(Saved data entries)
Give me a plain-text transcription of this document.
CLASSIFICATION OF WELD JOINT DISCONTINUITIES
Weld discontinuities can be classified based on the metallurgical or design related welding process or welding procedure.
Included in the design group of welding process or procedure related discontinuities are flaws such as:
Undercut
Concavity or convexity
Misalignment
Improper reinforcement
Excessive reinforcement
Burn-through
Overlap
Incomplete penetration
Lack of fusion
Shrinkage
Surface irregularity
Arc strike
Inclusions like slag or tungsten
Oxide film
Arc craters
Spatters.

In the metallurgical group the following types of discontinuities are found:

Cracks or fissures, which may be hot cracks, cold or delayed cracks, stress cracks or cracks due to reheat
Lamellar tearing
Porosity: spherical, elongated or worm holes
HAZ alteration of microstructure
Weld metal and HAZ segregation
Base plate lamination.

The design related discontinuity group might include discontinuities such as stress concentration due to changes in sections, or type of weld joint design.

◆ **To be done**: Extract the data exactly as given.

◆ **Expected answer**:
Give me a plain-text transcription of this document.
CLASSIFICATION OF WELD JOINT DISCONTINUITIES
Weld discontinuities can be classified based on the metallurgical or design related welding process or welding procedure.
Included in the design group of welding process or procedure related discontinuities are flaws such as:
Undercut
Concavity or convexity
Misalignment
Improper reinforcement
Excessive reinforcement
Burn-through
Overlap
Incomplete penetration
Lack of fusion
Shrinkage
Surface irregularity
Arc strike
Inclusions like slag or tungsten
Oxide film
Arc craters
Spatters.

In the metallurgical group the following types of discontinuities are found:

Cracks or fissures, which may be hot cracks, cold or delayed cracks, stress cracks or cracks due to reheat
Lamellar tearing
Porosity: spherical, elongated or worm holes
HAZ alteration of microstructure
Weld metal and HAZ segregation
Base plate lamination.

The design related discontinuity group might include discontinuities such as stress concentration due to changes in sections, or type of weld joint design.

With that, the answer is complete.